● **DATASET RECORDS**

★ ★ ★ ★ ★ ★ ★

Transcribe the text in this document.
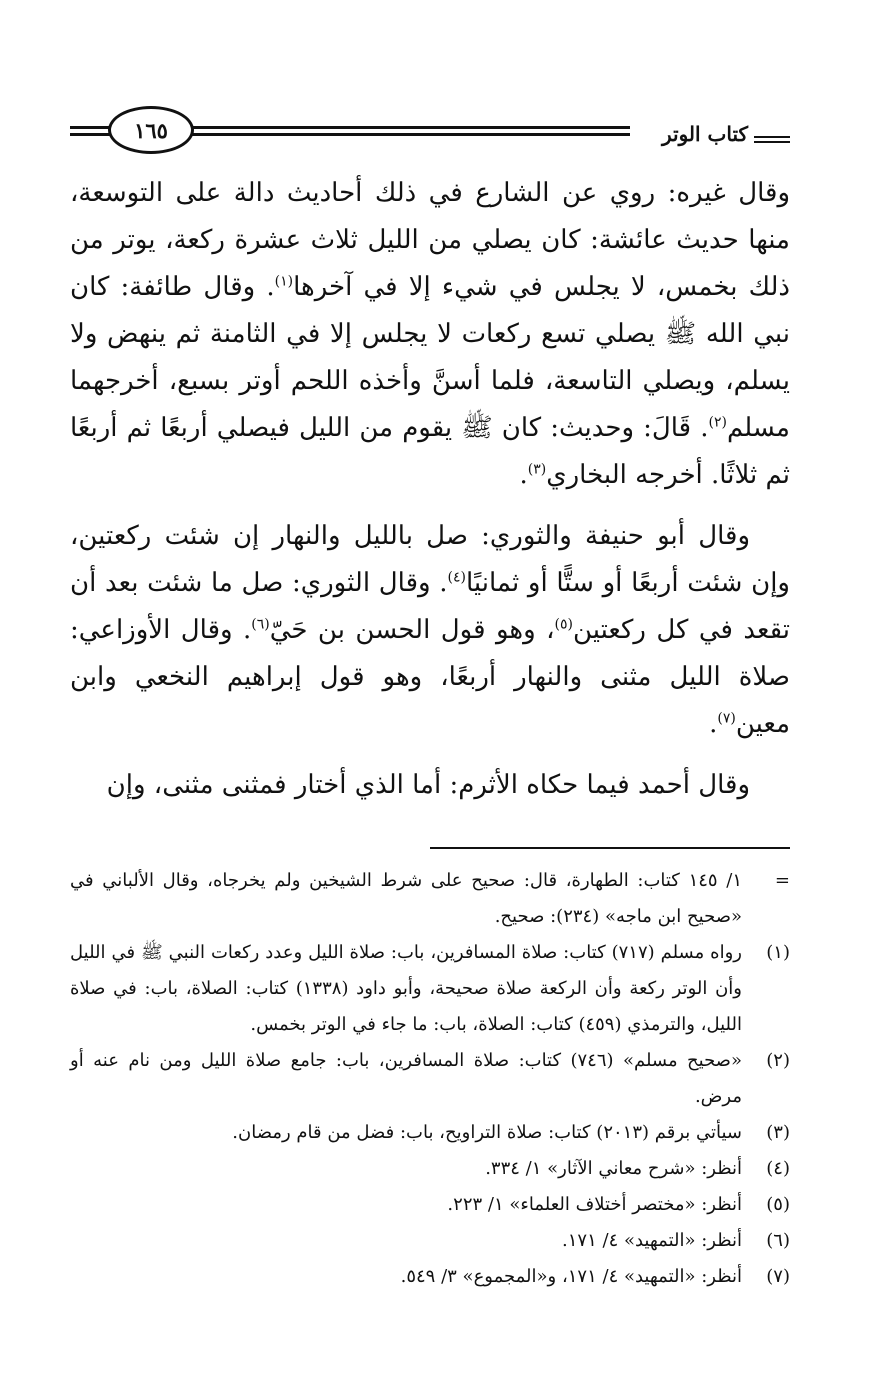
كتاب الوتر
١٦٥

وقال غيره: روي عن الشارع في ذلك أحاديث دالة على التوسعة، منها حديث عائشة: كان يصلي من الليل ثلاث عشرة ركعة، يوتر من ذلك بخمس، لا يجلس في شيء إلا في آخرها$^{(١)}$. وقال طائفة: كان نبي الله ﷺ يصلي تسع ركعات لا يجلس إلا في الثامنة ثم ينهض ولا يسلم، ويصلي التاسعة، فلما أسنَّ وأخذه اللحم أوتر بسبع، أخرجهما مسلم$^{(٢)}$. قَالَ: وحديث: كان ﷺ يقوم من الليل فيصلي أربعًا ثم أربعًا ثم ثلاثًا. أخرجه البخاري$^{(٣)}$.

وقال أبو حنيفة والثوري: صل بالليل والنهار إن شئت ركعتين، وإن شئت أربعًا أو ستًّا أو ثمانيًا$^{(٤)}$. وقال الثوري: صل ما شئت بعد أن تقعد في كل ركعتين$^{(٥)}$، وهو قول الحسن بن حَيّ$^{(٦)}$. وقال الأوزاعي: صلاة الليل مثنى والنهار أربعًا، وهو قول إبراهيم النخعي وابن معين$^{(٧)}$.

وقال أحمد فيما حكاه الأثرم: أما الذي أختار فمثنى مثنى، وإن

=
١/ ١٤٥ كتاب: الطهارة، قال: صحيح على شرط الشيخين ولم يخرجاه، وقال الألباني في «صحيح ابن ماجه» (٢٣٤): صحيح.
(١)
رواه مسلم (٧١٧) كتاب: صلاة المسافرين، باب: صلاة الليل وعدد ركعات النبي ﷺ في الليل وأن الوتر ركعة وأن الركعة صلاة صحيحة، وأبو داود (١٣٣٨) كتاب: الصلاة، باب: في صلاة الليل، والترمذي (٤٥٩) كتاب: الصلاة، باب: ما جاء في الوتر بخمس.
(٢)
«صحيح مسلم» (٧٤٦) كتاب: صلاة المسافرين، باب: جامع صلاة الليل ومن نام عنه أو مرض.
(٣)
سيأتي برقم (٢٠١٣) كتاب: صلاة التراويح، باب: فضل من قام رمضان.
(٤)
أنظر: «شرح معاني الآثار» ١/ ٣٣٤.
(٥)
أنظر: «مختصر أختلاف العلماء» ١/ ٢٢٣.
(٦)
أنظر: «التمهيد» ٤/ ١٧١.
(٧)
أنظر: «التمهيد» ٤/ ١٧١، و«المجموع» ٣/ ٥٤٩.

★ ★ ★ ★ ★ ★ ★

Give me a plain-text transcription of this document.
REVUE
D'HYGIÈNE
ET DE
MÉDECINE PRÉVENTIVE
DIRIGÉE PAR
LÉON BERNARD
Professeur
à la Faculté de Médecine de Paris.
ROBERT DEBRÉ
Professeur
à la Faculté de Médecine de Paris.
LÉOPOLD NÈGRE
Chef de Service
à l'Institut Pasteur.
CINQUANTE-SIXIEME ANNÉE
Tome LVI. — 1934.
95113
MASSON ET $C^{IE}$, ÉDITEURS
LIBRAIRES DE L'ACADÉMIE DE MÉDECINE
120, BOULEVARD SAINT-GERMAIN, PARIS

★ ★ ★ ★ ★ ★ ★

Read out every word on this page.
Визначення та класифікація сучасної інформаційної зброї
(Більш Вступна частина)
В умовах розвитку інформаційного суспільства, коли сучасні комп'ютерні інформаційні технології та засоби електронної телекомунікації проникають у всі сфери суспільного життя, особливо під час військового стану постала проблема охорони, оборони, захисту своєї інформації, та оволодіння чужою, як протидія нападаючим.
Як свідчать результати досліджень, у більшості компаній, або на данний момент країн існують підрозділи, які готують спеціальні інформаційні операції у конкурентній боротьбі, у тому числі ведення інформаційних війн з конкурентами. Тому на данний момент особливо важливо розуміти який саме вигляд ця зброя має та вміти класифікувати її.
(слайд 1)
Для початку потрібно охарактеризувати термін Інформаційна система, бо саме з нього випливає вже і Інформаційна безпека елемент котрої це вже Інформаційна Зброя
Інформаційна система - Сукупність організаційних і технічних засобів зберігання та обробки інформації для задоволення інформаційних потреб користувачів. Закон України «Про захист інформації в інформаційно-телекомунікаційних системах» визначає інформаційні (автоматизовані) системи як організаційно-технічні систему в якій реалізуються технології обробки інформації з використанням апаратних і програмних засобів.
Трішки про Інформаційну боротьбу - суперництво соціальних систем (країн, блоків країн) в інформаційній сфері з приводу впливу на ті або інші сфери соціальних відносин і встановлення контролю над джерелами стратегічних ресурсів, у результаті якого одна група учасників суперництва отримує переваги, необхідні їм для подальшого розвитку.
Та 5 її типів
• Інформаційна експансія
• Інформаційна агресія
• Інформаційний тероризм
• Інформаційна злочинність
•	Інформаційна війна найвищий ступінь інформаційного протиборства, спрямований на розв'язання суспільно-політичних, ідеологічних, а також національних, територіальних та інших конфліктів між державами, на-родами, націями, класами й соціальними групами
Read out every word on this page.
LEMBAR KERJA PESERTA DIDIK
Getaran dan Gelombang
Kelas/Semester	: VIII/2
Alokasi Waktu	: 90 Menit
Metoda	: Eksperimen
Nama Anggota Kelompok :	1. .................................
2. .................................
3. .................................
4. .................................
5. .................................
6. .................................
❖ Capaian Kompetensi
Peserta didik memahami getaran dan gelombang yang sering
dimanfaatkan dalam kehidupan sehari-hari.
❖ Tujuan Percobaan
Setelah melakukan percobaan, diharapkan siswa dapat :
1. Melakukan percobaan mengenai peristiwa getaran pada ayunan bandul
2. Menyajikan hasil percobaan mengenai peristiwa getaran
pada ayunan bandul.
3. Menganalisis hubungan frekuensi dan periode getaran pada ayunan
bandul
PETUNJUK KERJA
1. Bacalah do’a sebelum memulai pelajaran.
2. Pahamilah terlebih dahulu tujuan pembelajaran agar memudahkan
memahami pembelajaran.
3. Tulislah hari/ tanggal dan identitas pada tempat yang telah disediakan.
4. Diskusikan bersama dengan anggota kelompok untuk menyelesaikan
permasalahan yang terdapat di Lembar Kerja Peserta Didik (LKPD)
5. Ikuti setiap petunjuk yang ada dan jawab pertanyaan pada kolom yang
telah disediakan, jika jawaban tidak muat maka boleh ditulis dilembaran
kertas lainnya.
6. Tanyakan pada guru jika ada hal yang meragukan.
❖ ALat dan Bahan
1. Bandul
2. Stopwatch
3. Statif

★ ★ ★ ★ ★ ★ ★

● **WRITTEN EXERCISE**
Check each line of the entries for the string "система". Copy the lines that have it.

● **ANSWER TO THE TASK**
Для початку потрібно охарактеризувати термін Інформаційна система, бо саме з нього випливає вже і Інформаційна безпека елемент котрої це вже Інформаційна Зброя
Інформаційна система - Сукупність організаційних і технічних засобів зберігання та обробки інформації для задоволення інформаційних потреб користувачів. Закон України «Про захист інформації в інформаційно-телекомунікаційних системах» визначає інформаційні (автоматизовані) системи як організаційно-технічні систему в якій реалізуються технології обробки інформації з використанням апаратних і програмних засобів.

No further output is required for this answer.